#### Given entries ####

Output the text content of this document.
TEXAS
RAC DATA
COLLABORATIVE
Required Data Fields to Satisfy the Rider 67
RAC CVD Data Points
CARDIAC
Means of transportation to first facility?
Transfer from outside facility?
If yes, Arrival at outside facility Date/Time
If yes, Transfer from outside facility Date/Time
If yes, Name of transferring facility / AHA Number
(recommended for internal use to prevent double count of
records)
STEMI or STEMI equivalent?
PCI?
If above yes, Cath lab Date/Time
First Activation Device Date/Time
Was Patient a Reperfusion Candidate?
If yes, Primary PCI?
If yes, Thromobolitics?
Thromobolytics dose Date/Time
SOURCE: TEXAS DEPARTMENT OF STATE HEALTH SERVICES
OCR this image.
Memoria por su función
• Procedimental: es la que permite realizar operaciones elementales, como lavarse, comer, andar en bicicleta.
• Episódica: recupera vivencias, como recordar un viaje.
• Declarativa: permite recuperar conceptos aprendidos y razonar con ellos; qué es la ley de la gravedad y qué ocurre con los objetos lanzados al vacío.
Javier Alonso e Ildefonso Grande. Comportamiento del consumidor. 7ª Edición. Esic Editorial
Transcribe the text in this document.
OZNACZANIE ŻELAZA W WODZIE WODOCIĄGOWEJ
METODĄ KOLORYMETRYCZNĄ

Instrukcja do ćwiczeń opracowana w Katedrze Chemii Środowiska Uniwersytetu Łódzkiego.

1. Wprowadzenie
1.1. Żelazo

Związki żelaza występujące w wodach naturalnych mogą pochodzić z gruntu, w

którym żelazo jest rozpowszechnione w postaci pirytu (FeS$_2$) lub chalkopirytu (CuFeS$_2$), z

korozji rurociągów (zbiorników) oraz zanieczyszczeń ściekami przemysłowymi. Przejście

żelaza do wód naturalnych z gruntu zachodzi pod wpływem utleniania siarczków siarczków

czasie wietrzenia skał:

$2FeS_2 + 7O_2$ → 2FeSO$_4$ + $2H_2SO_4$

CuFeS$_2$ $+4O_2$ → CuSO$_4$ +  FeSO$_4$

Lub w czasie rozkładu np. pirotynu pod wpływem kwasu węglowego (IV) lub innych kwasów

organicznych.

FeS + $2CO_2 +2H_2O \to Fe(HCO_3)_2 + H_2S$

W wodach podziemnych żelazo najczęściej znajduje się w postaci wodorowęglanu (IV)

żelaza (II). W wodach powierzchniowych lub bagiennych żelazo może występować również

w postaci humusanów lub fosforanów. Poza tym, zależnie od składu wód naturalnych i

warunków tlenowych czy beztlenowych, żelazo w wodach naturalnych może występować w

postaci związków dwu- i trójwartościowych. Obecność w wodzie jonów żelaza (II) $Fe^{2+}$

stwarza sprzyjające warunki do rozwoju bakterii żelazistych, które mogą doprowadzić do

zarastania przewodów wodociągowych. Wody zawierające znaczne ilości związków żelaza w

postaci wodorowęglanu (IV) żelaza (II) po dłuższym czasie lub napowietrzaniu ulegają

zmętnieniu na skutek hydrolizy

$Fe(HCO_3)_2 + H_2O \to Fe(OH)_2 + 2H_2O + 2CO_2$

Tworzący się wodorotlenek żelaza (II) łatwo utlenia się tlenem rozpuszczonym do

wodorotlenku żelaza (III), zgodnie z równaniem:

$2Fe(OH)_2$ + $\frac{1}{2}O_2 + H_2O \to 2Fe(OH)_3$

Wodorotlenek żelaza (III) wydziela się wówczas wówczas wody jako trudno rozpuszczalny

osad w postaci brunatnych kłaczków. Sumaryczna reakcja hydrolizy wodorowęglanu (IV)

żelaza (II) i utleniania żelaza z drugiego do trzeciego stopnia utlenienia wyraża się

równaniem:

####

Requirements:
In the lines above, find each one with "gruntu" and list it.

Task solution:
Związki żelaza występujące w wodach naturalnych mogą pochodzić z gruntu, w
żelaza do wód naturalnych z gruntu zachodzi pod wpływem utleniania siarczków siarczków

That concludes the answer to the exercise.